## INPUT RECORDS
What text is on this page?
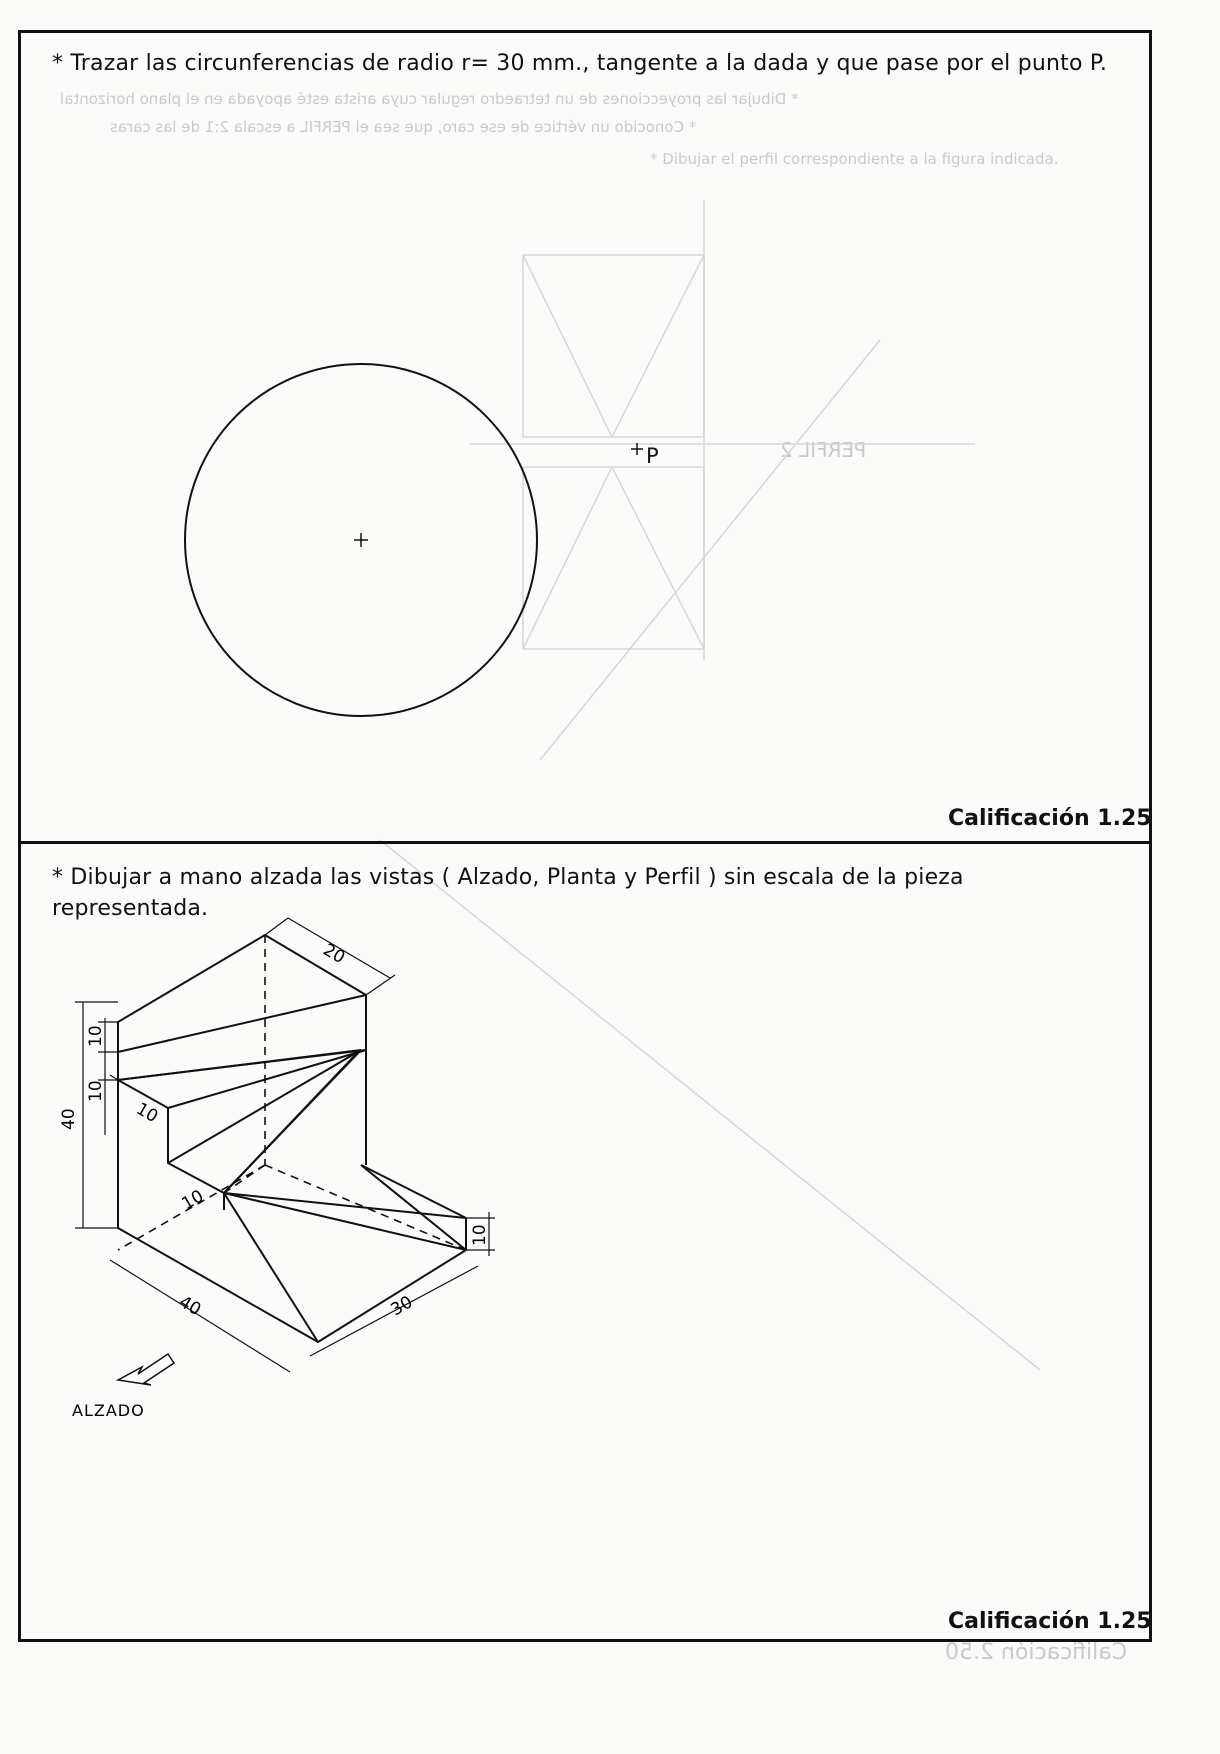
* Dibujar las proyecciones de un tetraedro regular cuya arista esté apoyada en el plano horizontal
* Conocido un vértice de ese caro, que sea el PERFIL a escala 2:1 de las caras
* Dibujar el perfil correspondiente a la figura indicada.
PERFIL 2
Calificación 2.50
* Trazar las circunferencias de radio r= 30 mm., tangente a la dada y que pase por el punto P.
P
Calificación 1.25
* Dibujar a mano alzada las vistas ( Alzado, Planta y Perfil ) sin escala de la pieza representada.
20
10
10
40	10
10
10
40	30
ALZADO
Calificación 1.25
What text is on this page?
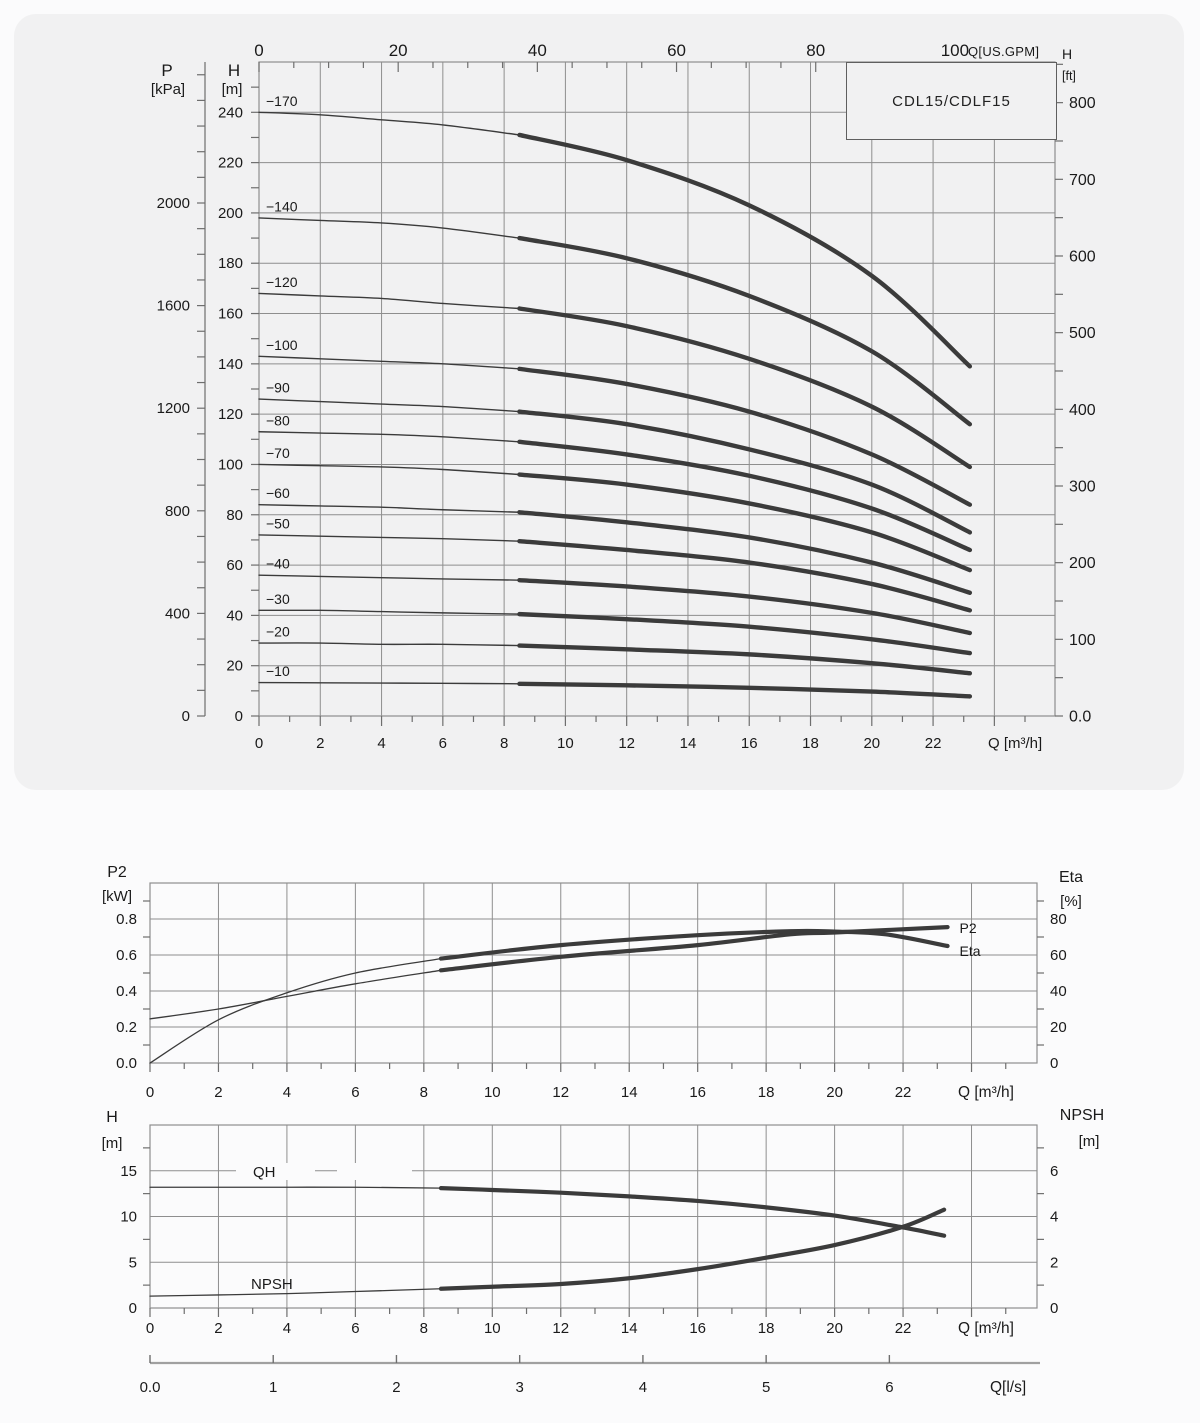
0	20	40	60	80	100
Q[US.GPM] H
[ft]
0	2	4	6	8	10	12	14	16	18	20	22	Q [m³/h]
0
20
40
60
80
100
120
140
160
180
200
220
240
H
[m]
0
400
800
1200
1600
2000
P
[kPa]
0.0
100
200
300
400
500
600
700
800
−170
−140
−120
−100
−90
−80
−70
−60
−50
−40
−30
−20
−10
0.0
0.2
0.4
0.6
0.8
0
20
40
60
80
0	2	4	6	8	10	12	14	16	18	20	22	Q [m³/h]
P2
[kW]
Eta
[%]
P2
Eta
0
5
10
15
0
2
4
6
0	2	4	6	8	10	12	14	16	18	20	22	Q [m³/h]
H
[m]
NPSH
[m]
QH
NPSH
0.0	1	2	3	4	5	6	Q[l/s]
CDL15/CDLF15
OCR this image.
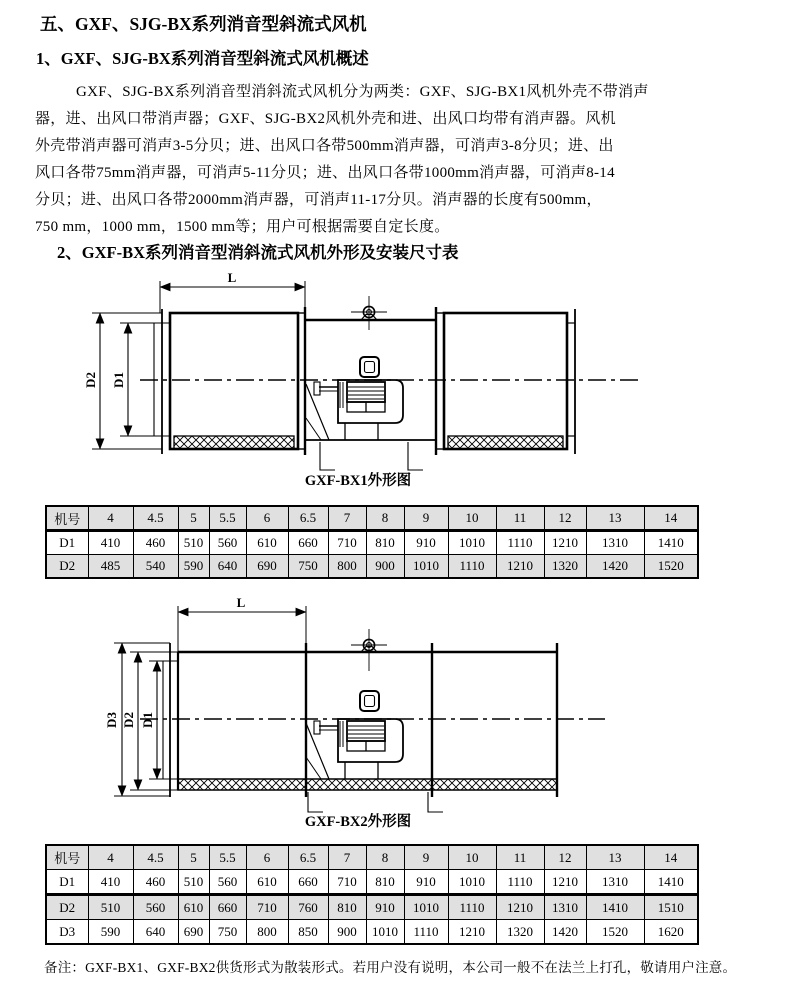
五、GXF、SJG-BX系列消音型斜流式风机
1、GXF、SJG-BX系列消音型斜流式风机概述
GXF、SJG-BX系列消音型消斜流式风机分为两类：GXF、SJG-BX1风机外壳不带消声
器，进、出风口带消声器；GXF、SJG-BX2风机外壳和进、出风口均带有消声器。风机
外壳带消声器可消声3-5分贝；进、出风口各带500mm消声器，可消声3-8分贝；进、出
风口各带75mm消声器，可消声5-11分贝；进、出风口各带1000mm消声器，可消声8-14
分贝；进、出风口各带2000mm消声器，可消声11-17分贝。消声器的长度有500mm，
750 mm，1000 mm，1500 mm等；用户可根据需要自定长度。
2、GXF-BX系列消音型消斜流式风机外形及安装尺寸表
L
D2 D1
GXF-BX1外形图
机号	4	4.5	5	5.5	6	6.5	7	8	9	10	11	12	13	14
D1	410	460	510	560	610	660	710	810	910	1010	1110	1210	1310	1410
D2	485	540	590	640	690	750	800	900	1010	1110	1210	1320	1420	1520
L
D3 D2 D1
GXF-BX2外形图
机号	4	4.5	5	5.5	6	6.5	7	8	9	10	11	12	13	14
D1	410	460	510	560	610	660	710	810	910	1010	1110	1210	1310	1410
D2	510	560	610	660	710	760	810	910	1010	1110	1210	1310	1410	1510
D3	590	640	690	750	800	850	900	1010	1110	1210	1320	1420	1520	1620
备注：GXF-BX1、GXF-BX2供货形式为散装形式。若用户没有说明，本公司一般不在法兰上打孔，敬请用户注意。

## OBJECTIVE
Without the pictures, restate all of the entries above verbatim.

## SOLUTION
What text is on this page?
* Dibujar las proyecciones de un tetraedro regular cuya arista esté apoyada en el plano horizontal
* Conocido un vértice de ese caro, que sea el PERFIL a escala 2:1 de las caras
* Dibujar el perfil correspondiente a la figura indicada.
PERFIL 2
Calificación 2.50
* Trazar las circunferencias de radio r= 30 mm., tangente a la dada y que pase por el punto P.
P
Calificación 1.25
* Dibujar a mano alzada las vistas ( Alzado, Planta y Perfil ) sin escala de la pieza representada.
20
10
10
40	10
10
10
40	30
ALZADO
Calificación 1.25
What text is on this page?
0	20	40	60	80	100
Q[US.GPM] H
[ft]
0	2	4	6	8	10	12	14	16	18	20	22	Q [m³/h]
0
20
40
60
80
100
120
140
160
180
200
220
240
H
[m]
0
400
800
1200
1600
2000
P
[kPa]
0.0
100
200
300
400
500
600
700
800
−170
−140
−120
−100
−90
−80
−70
−60
−50
−40
−30
−20
−10
0.0
0.2
0.4
0.6
0.8
0
20
40
60
80
0	2	4	6	8	10	12	14	16	18	20	22	Q [m³/h]
P2
[kW]
Eta
[%]
P2
Eta
0
5
10
15
0
2
4
6
0	2	4	6	8	10	12	14	16	18	20	22	Q [m³/h]
H
[m]
NPSH
[m]
QH
NPSH
0.0	1	2	3	4	5	6	Q[l/s]
CDL15/CDLF15
OCR this image.
五、GXF、SJG-BX系列消音型斜流式风机
1、GXF、SJG-BX系列消音型斜流式风机概述
GXF、SJG-BX系列消音型消斜流式风机分为两类：GXF、SJG-BX1风机外壳不带消声
器，进、出风口带消声器；GXF、SJG-BX2风机外壳和进、出风口均带有消声器。风机
外壳带消声器可消声3-5分贝；进、出风口各带500mm消声器，可消声3-8分贝；进、出
风口各带75mm消声器，可消声5-11分贝；进、出风口各带1000mm消声器，可消声8-14
分贝；进、出风口各带2000mm消声器，可消声11-17分贝。消声器的长度有500mm，
750 mm，1000 mm，1500 mm等；用户可根据需要自定长度。
2、GXF-BX系列消音型消斜流式风机外形及安装尺寸表
L
D2 D1
GXF-BX1外形图
机号	4	4.5	5	5.5	6	6.5	7	8	9	10	11	12	13	14
D1	410	460	510	560	610	660	710	810	910	1010	1110	1210	1310	1410
D2	485	540	590	640	690	750	800	900	1010	1110	1210	1320	1420	1520
L
D3 D2 D1
GXF-BX2外形图
机号	4	4.5	5	5.5	6	6.5	7	8	9	10	11	12	13	14
D1	410	460	510	560	610	660	710	810	910	1010	1110	1210	1310	1410
D2	510	560	610	660	710	760	810	910	1010	1110	1210	1310	1410	1510
D3	590	640	690	750	800	850	900	1010	1110	1210	1320	1420	1520	1620
备注：GXF-BX1、GXF-BX2供货形式为散装形式。若用户没有说明，本公司一般不在法兰上打孔，敬请用户注意。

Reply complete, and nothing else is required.